AIM
Transcribe every line exactly and omit anything that is a picture.

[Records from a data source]
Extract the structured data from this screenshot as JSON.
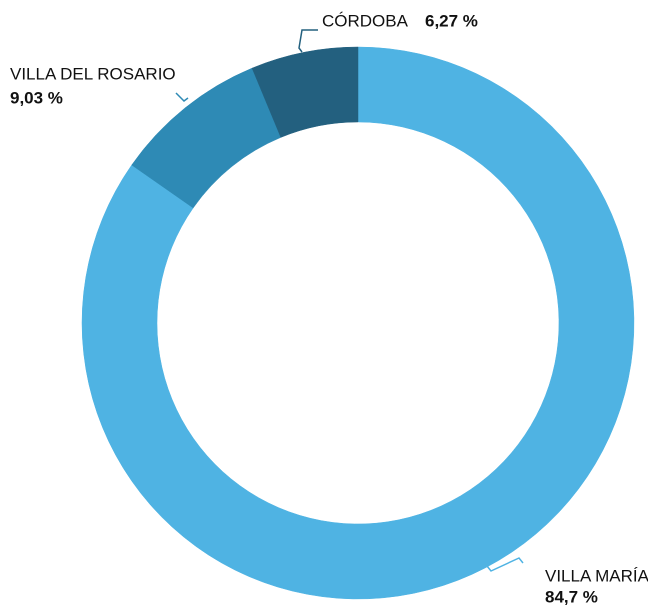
{
  "chart_data": {
    "type": "donut",
    "labels": [
      "VILLA MARÍA",
      "VILLA DEL ROSARIO",
      "CÓRDOBA"
    ],
    "values": [
      84.7,
      9.03,
      6.27
    ],
    "value_labels": [
      "84,7 %",
      "9,03 %",
      "6,27 %"
    ],
    "colors": [
      "#4fb3e3",
      "#2e8ab5",
      "#23607f"
    ]
  }
}
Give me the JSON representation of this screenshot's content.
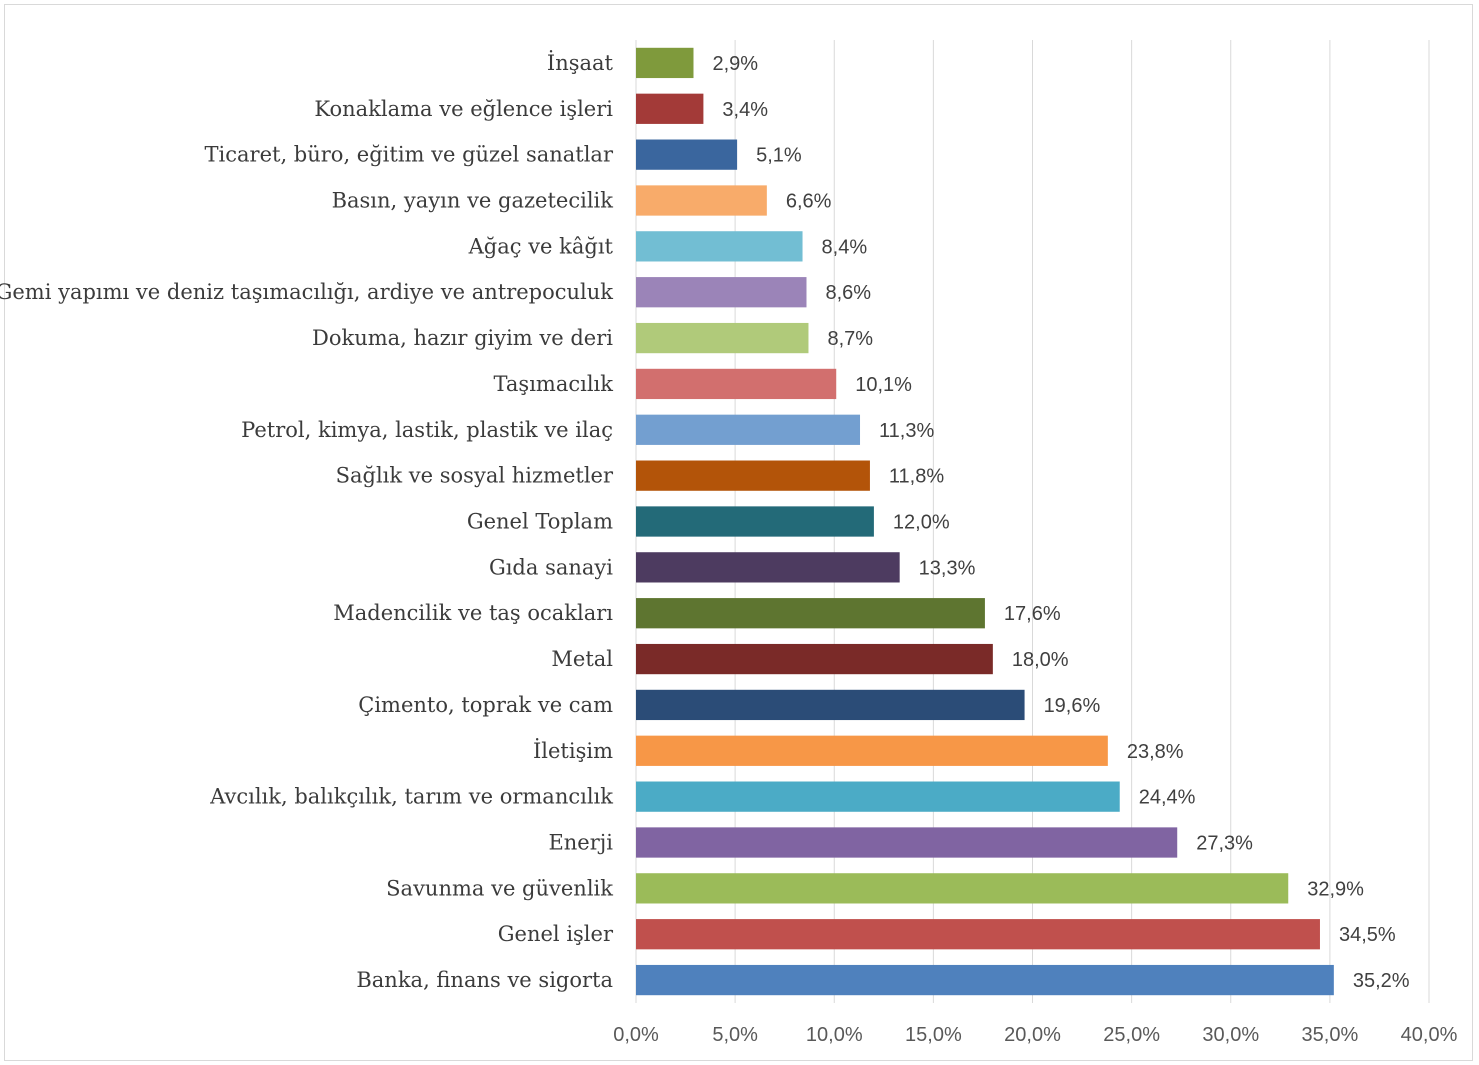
{
  "chart_data": {
    "type": "bar",
    "orientation": "horizontal",
    "categories": [
      "İnşaat",
      "Konaklama ve eğlence işleri",
      "Ticaret, büro, eğitim ve güzel sanatlar",
      "Basın, yayın ve gazetecilik",
      "Ağaç ve kâğıt",
      "Gemi yapımı ve deniz taşımacılığı, ardiye ve antrepoculuk",
      "Dokuma, hazır giyim ve deri",
      "Taşımacılık",
      "Petrol, kimya, lastik, plastik ve ilaç",
      "Sağlık ve sosyal hizmetler",
      "Genel Toplam",
      "Gıda sanayi",
      "Madencilik ve taş ocakları",
      "Metal",
      "Çimento, toprak ve cam",
      "İletişim",
      "Avcılık, balıkçılık, tarım ve ormancılık",
      "Enerji",
      "Savunma ve güvenlik",
      "Genel işler",
      "Banka, finans ve sigorta"
    ],
    "values": [
      2.9,
      3.4,
      5.1,
      6.6,
      8.4,
      8.6,
      8.7,
      10.1,
      11.3,
      11.8,
      12.0,
      13.3,
      17.6,
      18.0,
      19.6,
      23.8,
      24.4,
      27.3,
      32.9,
      34.5,
      35.2
    ],
    "value_labels": [
      "2,9%",
      "3,4%",
      "5,1%",
      "6,6%",
      "8,4%",
      "8,6%",
      "8,7%",
      "10,1%",
      "11,3%",
      "11,8%",
      "12,0%",
      "13,3%",
      "17,6%",
      "18,0%",
      "19,6%",
      "23,8%",
      "24,4%",
      "27,3%",
      "32,9%",
      "34,5%",
      "35,2%"
    ],
    "colors": [
      "#7f9a3c",
      "#a33a38",
      "#3a669e",
      "#f8ab6a",
      "#72bed3",
      "#9b84b8",
      "#b0ca7a",
      "#d26f6e",
      "#739fd0",
      "#b35409",
      "#236a78",
      "#4d3b60",
      "#5e7530",
      "#7a2a28",
      "#2b4c77",
      "#f79747",
      "#4babc6",
      "#8064a2",
      "#9bbb59",
      "#c0504d",
      "#4f81bd"
    ],
    "xlim": [
      0,
      40
    ],
    "xticks": [
      "0,0%",
      "5,0%",
      "10,0%",
      "15,0%",
      "20,0%",
      "25,0%",
      "30,0%",
      "35,0%",
      "40,0%"
    ],
    "grid": true,
    "title": "",
    "xlabel": "",
    "ylabel": ""
  }
}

EXERCISE RESULT
Extract the structured data from this screenshot as JSON.
{
  "chart_data": {
    "type": "donut",
    "labels": [
      "VILLA MARÍA",
      "VILLA DEL ROSARIO",
      "CÓRDOBA"
    ],
    "values": [
      84.7,
      9.03,
      6.27
    ],
    "value_labels": [
      "84,7 %",
      "9,03 %",
      "6,27 %"
    ],
    "colors": [
      "#4fb3e3",
      "#2e8ab5",
      "#23607f"
    ]
  }
}
Give me the JSON representation of this screenshot's content.
{
  "chart_data": {
    "type": "bar",
    "orientation": "horizontal",
    "categories": [
      "İnşaat",
      "Konaklama ve eğlence işleri",
      "Ticaret, büro, eğitim ve güzel sanatlar",
      "Basın, yayın ve gazetecilik",
      "Ağaç ve kâğıt",
      "Gemi yapımı ve deniz taşımacılığı, ardiye ve antrepoculuk",
      "Dokuma, hazır giyim ve deri",
      "Taşımacılık",
      "Petrol, kimya, lastik, plastik ve ilaç",
      "Sağlık ve sosyal hizmetler",
      "Genel Toplam",
      "Gıda sanayi",
      "Madencilik ve taş ocakları",
      "Metal",
      "Çimento, toprak ve cam",
      "İletişim",
      "Avcılık, balıkçılık, tarım ve ormancılık",
      "Enerji",
      "Savunma ve güvenlik",
      "Genel işler",
      "Banka, finans ve sigorta"
    ],
    "values": [
      2.9,
      3.4,
      5.1,
      6.6,
      8.4,
      8.6,
      8.7,
      10.1,
      11.3,
      11.8,
      12.0,
      13.3,
      17.6,
      18.0,
      19.6,
      23.8,
      24.4,
      27.3,
      32.9,
      34.5,
      35.2
    ],
    "value_labels": [
      "2,9%",
      "3,4%",
      "5,1%",
      "6,6%",
      "8,4%",
      "8,6%",
      "8,7%",
      "10,1%",
      "11,3%",
      "11,8%",
      "12,0%",
      "13,3%",
      "17,6%",
      "18,0%",
      "19,6%",
      "23,8%",
      "24,4%",
      "27,3%",
      "32,9%",
      "34,5%",
      "35,2%"
    ],
    "colors": [
      "#7f9a3c",
      "#a33a38",
      "#3a669e",
      "#f8ab6a",
      "#72bed3",
      "#9b84b8",
      "#b0ca7a",
      "#d26f6e",
      "#739fd0",
      "#b35409",
      "#236a78",
      "#4d3b60",
      "#5e7530",
      "#7a2a28",
      "#2b4c77",
      "#f79747",
      "#4babc6",
      "#8064a2",
      "#9bbb59",
      "#c0504d",
      "#4f81bd"
    ],
    "xlim": [
      0,
      40
    ],
    "xticks": [
      "0,0%",
      "5,0%",
      "10,0%",
      "15,0%",
      "20,0%",
      "25,0%",
      "30,0%",
      "35,0%",
      "40,0%"
    ],
    "grid": true,
    "title": "",
    "xlabel": "",
    "ylabel": ""
  }
}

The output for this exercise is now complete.